#### [DATA SUPPLIED]
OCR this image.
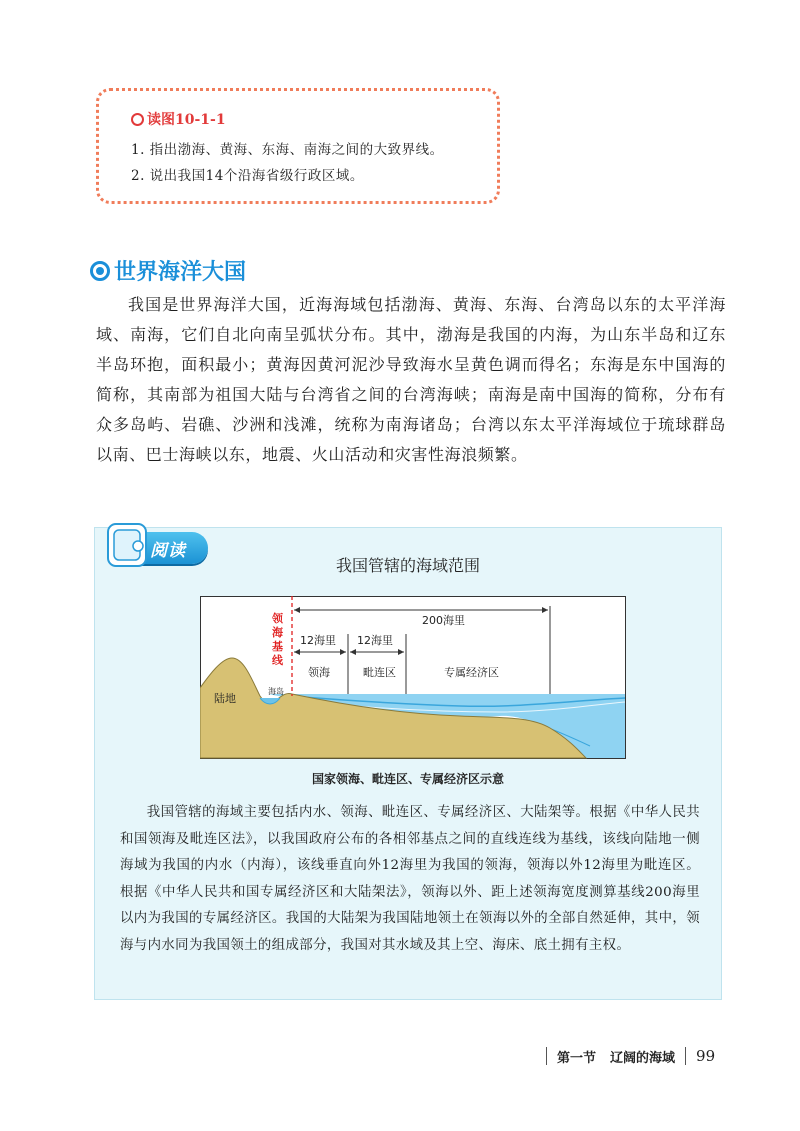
读图10-1-1
1. 指出渤海、黄海、东海、南海之间的大致界线。
2. 说出我国14个沿海省级行政区域。
世界海洋大国
我国是世界海洋大国，近海海域包括渤海、黄海、东海、台湾岛以东的太平洋海域、南海，它们自北向南呈弧状分布。其中，渤海是我国的内海，为山东半岛和辽东半岛环抱，面积最小；黄海因黄河泥沙导致海水呈黄色调而得名；东海是东中国海的简称，其南部为祖国大陆与台湾省之间的台湾海峡；南海是南中国海的简称，分布有众多岛屿、岩礁、沙洲和浅滩，统称为南海诸岛；台湾以东太平洋海域位于琉球群岛以南、巴士海峡以东，地震、火山活动和灾害性海浪频繁。
阅读
我国管辖的海域范围
领
海
基
线
200海里
12海里 12海里
领海	毗连区	专属经济区
陆地
海岛
国家领海、毗连区、专属经济区示意
我国管辖的海域主要包括内水、领海、毗连区、专属经济区、大陆架等。根据《中华人民共和国领海及毗连区法》，以我国政府公布的各相邻基点之间的直线连线为基线，该线向陆地一侧海域为我国的内水（内海），该线垂直向外12海里为我国的领海，领海以外12海里为毗连区。根据《中华人民共和国专属经济区和大陆架法》，领海以外、距上述领海宽度测算基线200海里以内为我国的专属经济区。我国的大陆架为我国陆地领土在领海以外的全部自然延伸，其中，领海与内水同为我国领土的组成部分，我国对其水域及其上空、海床、底土拥有主权。
第一节 辽阔的海域 99
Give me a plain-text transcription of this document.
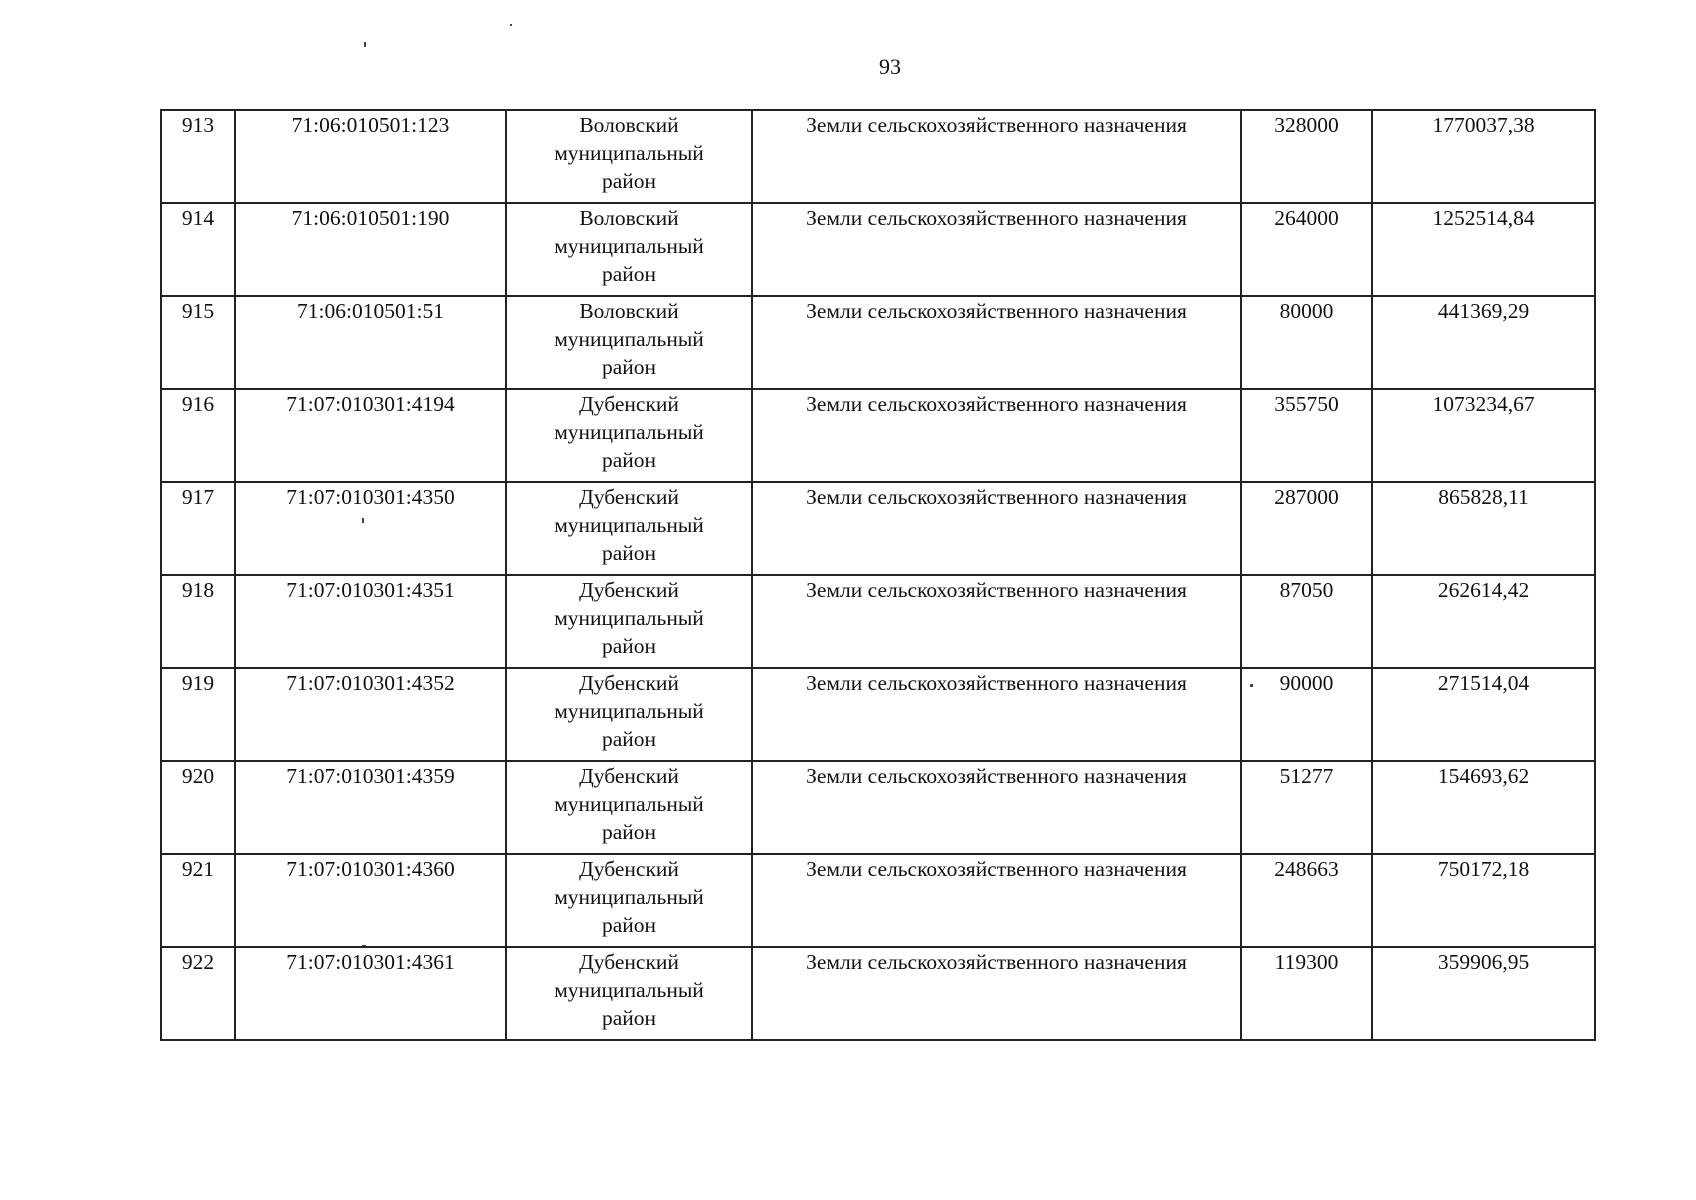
93
913	71:06:010501:123	Воловский
муниципальный
район	Земли сельскохозяйственного назначения	328000	1770037,38
914	71:06:010501:190	Воловский
муниципальный
район	Земли сельскохозяйственного назначения	264000	1252514,84
915	71:06:010501:51	Воловский
муниципальный
район	Земли сельскохозяйственного назначения	80000	441369,29
916	71:07:010301:4194	Дубенский
муниципальный
район	Земли сельскохозяйственного назначения	355750	1073234,67
917	71:07:010301:4350	Дубенский
муниципальный
район	Земли сельскохозяйственного назначения	287000	865828,11
918	71:07:010301:4351	Дубенский
муниципальный
район	Земли сельскохозяйственного назначения	87050	262614,42
919	71:07:010301:4352	Дубенский
муниципальный
район	Земли сельскохозяйственного назначения	90000	271514,04
920	71:07:010301:4359	Дубенский
муниципальный
район	Земли сельскохозяйственного назначения	51277	154693,62
921	71:07:010301:4360	Дубенский
муниципальный
район	Земли сельскохозяйственного назначения	248663	750172,18
922	71:07:010301:4361	Дубенский
муниципальный
район	Земли сельскохозяйственного назначения	119300	359906,95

#### [SHORT EXERCISE]
Take the entries shown above and quote them verbatim, passing over the pictures.

#### [EXPECTED ANSWER]
OCR this image.
读图10-1-1
1. 指出渤海、黄海、东海、南海之间的大致界线。
2. 说出我国14个沿海省级行政区域。
世界海洋大国
我国是世界海洋大国，近海海域包括渤海、黄海、东海、台湾岛以东的太平洋海域、南海，它们自北向南呈弧状分布。其中，渤海是我国的内海，为山东半岛和辽东半岛环抱，面积最小；黄海因黄河泥沙导致海水呈黄色调而得名；东海是东中国海的简称，其南部为祖国大陆与台湾省之间的台湾海峡；南海是南中国海的简称，分布有众多岛屿、岩礁、沙洲和浅滩，统称为南海诸岛；台湾以东太平洋海域位于琉球群岛以南、巴士海峡以东，地震、火山活动和灾害性海浪频繁。
阅读
我国管辖的海域范围
领
海
基
线
200海里
12海里 12海里
领海	毗连区	专属经济区
陆地
海岛
国家领海、毗连区、专属经济区示意
我国管辖的海域主要包括内水、领海、毗连区、专属经济区、大陆架等。根据《中华人民共和国领海及毗连区法》，以我国政府公布的各相邻基点之间的直线连线为基线，该线向陆地一侧海域为我国的内水（内海），该线垂直向外12海里为我国的领海，领海以外12海里为毗连区。根据《中华人民共和国专属经济区和大陆架法》，领海以外、距上述领海宽度测算基线200海里以内为我国的专属经济区。我国的大陆架为我国陆地领土在领海以外的全部自然延伸，其中，领海与内水同为我国领土的组成部分，我国对其水域及其上空、海床、底土拥有主权。
第一节 辽阔的海域 99
Give me a plain-text transcription of this document.
93
913	71:06:010501:123	Воловский
муниципальный
район	Земли сельскохозяйственного назначения	328000	1770037,38
914	71:06:010501:190	Воловский
муниципальный
район	Земли сельскохозяйственного назначения	264000	1252514,84
915	71:06:010501:51	Воловский
муниципальный
район	Земли сельскохозяйственного назначения	80000	441369,29
916	71:07:010301:4194	Дубенский
муниципальный
район	Земли сельскохозяйственного назначения	355750	1073234,67
917	71:07:010301:4350	Дубенский
муниципальный
район	Земли сельскохозяйственного назначения	287000	865828,11
918	71:07:010301:4351	Дубенский
муниципальный
район	Земли сельскохозяйственного назначения	87050	262614,42
919	71:07:010301:4352	Дубенский
муниципальный
район	Земли сельскохозяйственного назначения	90000	271514,04
920	71:07:010301:4359	Дубенский
муниципальный
район	Земли сельскохозяйственного назначения	51277	154693,62
921	71:07:010301:4360	Дубенский
муниципальный
район	Земли сельскохозяйственного назначения	248663	750172,18
922	71:07:010301:4361	Дубенский
муниципальный
район	Земли сельскохозяйственного назначения	119300	359906,95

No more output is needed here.